§ Task brief
What lines of the data include the string "Surface"? Copy them all.
# START OF Data records
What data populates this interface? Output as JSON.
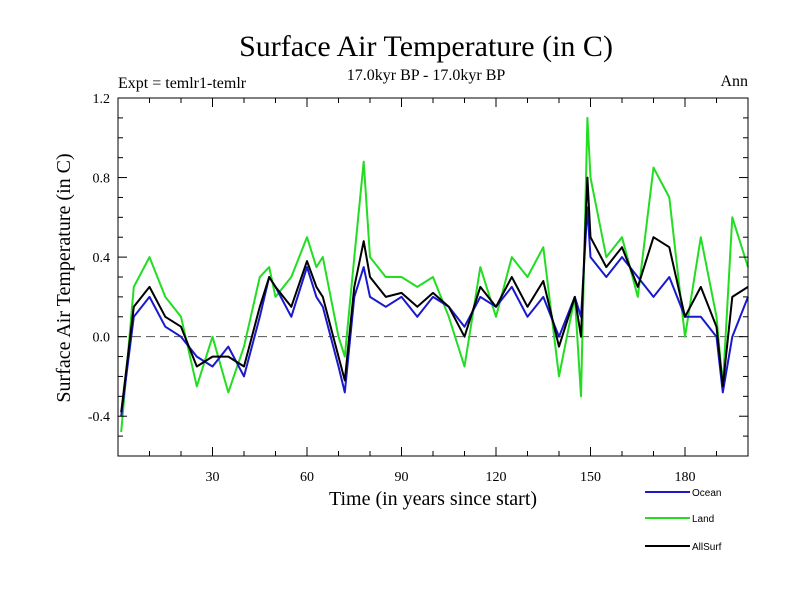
{
  "chart_data": {
    "type": "line",
    "title": "Surface Air Temperature (in C)",
    "subtitle": "17.0kyr BP - 17.0kyr BP",
    "expt_label": "Expt = temlr1-temlr",
    "period_label": "Ann",
    "xlabel": "Time (in years since start)",
    "ylabel": "Surface Air Temperature (in C)",
    "xlim": [
      0,
      200
    ],
    "ylim": [
      -0.6,
      1.2
    ],
    "xticks": [
      30,
      60,
      90,
      120,
      150,
      180
    ],
    "yticks": [
      -0.4,
      0.0,
      0.4,
      0.8,
      1.2
    ],
    "ytick_labels": [
      "-0.4",
      "0.0",
      "0.4",
      "0.8",
      "1.2"
    ],
    "zero_line": "dashed",
    "legend_position": "bottom-right",
    "x": [
      1,
      5,
      10,
      15,
      20,
      25,
      30,
      35,
      40,
      45,
      48,
      50,
      55,
      60,
      63,
      65,
      70,
      72,
      75,
      78,
      80,
      85,
      90,
      95,
      100,
      105,
      110,
      115,
      120,
      125,
      130,
      135,
      140,
      145,
      147,
      149,
      150,
      155,
      160,
      165,
      170,
      175,
      180,
      185,
      190,
      192,
      195,
      200
    ],
    "series": [
      {
        "name": "Ocean",
        "color": "#1a1acc",
        "values": [
          -0.4,
          0.1,
          0.2,
          0.05,
          0.0,
          -0.1,
          -0.15,
          -0.05,
          -0.2,
          0.1,
          0.3,
          0.25,
          0.1,
          0.35,
          0.2,
          0.15,
          -0.15,
          -0.28,
          0.2,
          0.35,
          0.2,
          0.15,
          0.2,
          0.1,
          0.2,
          0.15,
          0.05,
          0.2,
          0.15,
          0.25,
          0.1,
          0.2,
          0.0,
          0.2,
          0.1,
          0.65,
          0.4,
          0.3,
          0.4,
          0.3,
          0.2,
          0.3,
          0.1,
          0.1,
          0.0,
          -0.28,
          0.0,
          0.2
        ]
      },
      {
        "name": "Land",
        "color": "#22dd22",
        "values": [
          -0.48,
          0.25,
          0.4,
          0.2,
          0.1,
          -0.25,
          0.0,
          -0.28,
          -0.05,
          0.3,
          0.35,
          0.2,
          0.3,
          0.5,
          0.35,
          0.4,
          0.0,
          -0.1,
          0.4,
          0.88,
          0.4,
          0.3,
          0.3,
          0.25,
          0.3,
          0.1,
          -0.15,
          0.35,
          0.1,
          0.4,
          0.3,
          0.45,
          -0.2,
          0.2,
          -0.3,
          1.1,
          0.8,
          0.4,
          0.5,
          0.2,
          0.85,
          0.7,
          0.0,
          0.5,
          0.1,
          -0.25,
          0.6,
          0.35
        ]
      },
      {
        "name": "AllSurf",
        "color": "#000000",
        "values": [
          -0.38,
          0.15,
          0.25,
          0.1,
          0.05,
          -0.15,
          -0.1,
          -0.1,
          -0.15,
          0.15,
          0.3,
          0.25,
          0.15,
          0.38,
          0.25,
          0.2,
          -0.1,
          -0.22,
          0.25,
          0.48,
          0.3,
          0.2,
          0.22,
          0.15,
          0.22,
          0.15,
          0.0,
          0.25,
          0.15,
          0.3,
          0.15,
          0.28,
          -0.05,
          0.2,
          0.0,
          0.8,
          0.5,
          0.35,
          0.45,
          0.25,
          0.5,
          0.45,
          0.1,
          0.25,
          0.05,
          -0.25,
          0.2,
          0.25
        ]
      }
    ]
  },
  "colors": {
    "axis": "#000000",
    "background": "#ffffff"
  }
}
# END OF Data records
§ Expected answer
    "title": "Surface Air Temperature (in C)",
    "ylabel": "Surface Air Temperature (in C)",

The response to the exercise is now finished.